Directions for this task:
State how many lines of the entries include the string "students", please, leaving out everything but the number.

Entries supplied:
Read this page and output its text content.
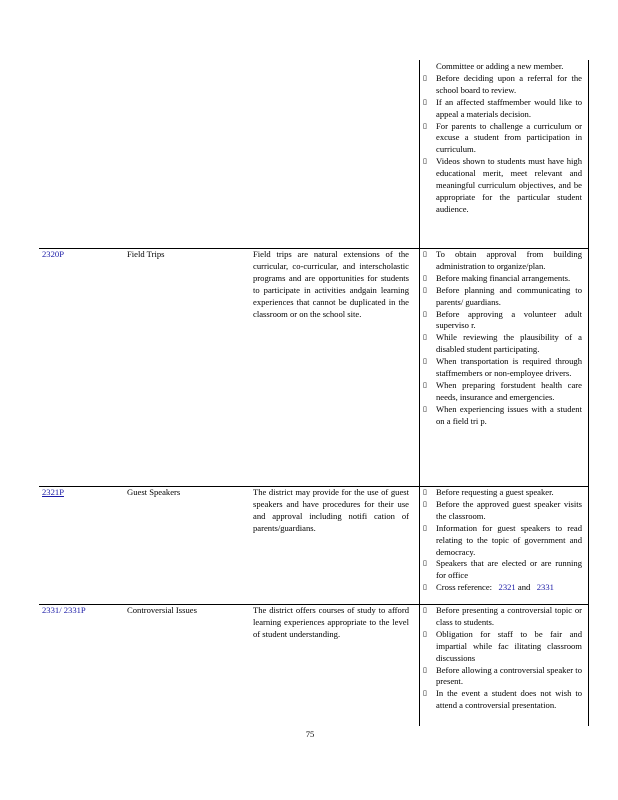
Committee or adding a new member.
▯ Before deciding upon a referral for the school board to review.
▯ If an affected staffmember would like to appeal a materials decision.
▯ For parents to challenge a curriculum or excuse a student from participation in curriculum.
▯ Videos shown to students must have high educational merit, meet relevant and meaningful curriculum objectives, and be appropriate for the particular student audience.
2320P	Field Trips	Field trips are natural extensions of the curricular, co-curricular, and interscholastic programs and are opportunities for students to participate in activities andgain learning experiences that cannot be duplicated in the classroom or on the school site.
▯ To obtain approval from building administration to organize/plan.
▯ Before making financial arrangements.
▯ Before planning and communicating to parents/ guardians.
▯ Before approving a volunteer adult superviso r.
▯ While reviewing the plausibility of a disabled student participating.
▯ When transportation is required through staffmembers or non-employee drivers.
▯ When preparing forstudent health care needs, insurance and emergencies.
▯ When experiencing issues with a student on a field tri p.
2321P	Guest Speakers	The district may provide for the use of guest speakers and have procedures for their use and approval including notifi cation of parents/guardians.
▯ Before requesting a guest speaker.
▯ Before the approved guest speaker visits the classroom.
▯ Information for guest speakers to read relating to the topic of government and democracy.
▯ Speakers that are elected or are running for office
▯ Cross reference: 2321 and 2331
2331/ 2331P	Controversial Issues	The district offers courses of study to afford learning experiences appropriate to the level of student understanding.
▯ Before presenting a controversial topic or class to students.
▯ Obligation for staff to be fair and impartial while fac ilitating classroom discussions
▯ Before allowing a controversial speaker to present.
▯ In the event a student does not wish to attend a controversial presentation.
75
...
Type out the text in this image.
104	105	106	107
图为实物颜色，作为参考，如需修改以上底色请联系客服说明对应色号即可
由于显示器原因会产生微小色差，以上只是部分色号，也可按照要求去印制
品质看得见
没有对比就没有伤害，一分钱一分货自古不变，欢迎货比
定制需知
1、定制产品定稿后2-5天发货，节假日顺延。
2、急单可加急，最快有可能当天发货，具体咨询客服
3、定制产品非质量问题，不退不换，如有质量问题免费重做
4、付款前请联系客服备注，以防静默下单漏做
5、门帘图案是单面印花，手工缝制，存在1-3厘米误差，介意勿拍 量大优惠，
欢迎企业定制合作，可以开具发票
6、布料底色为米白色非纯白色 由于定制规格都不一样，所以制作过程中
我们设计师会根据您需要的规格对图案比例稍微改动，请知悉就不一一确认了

Solution below:
3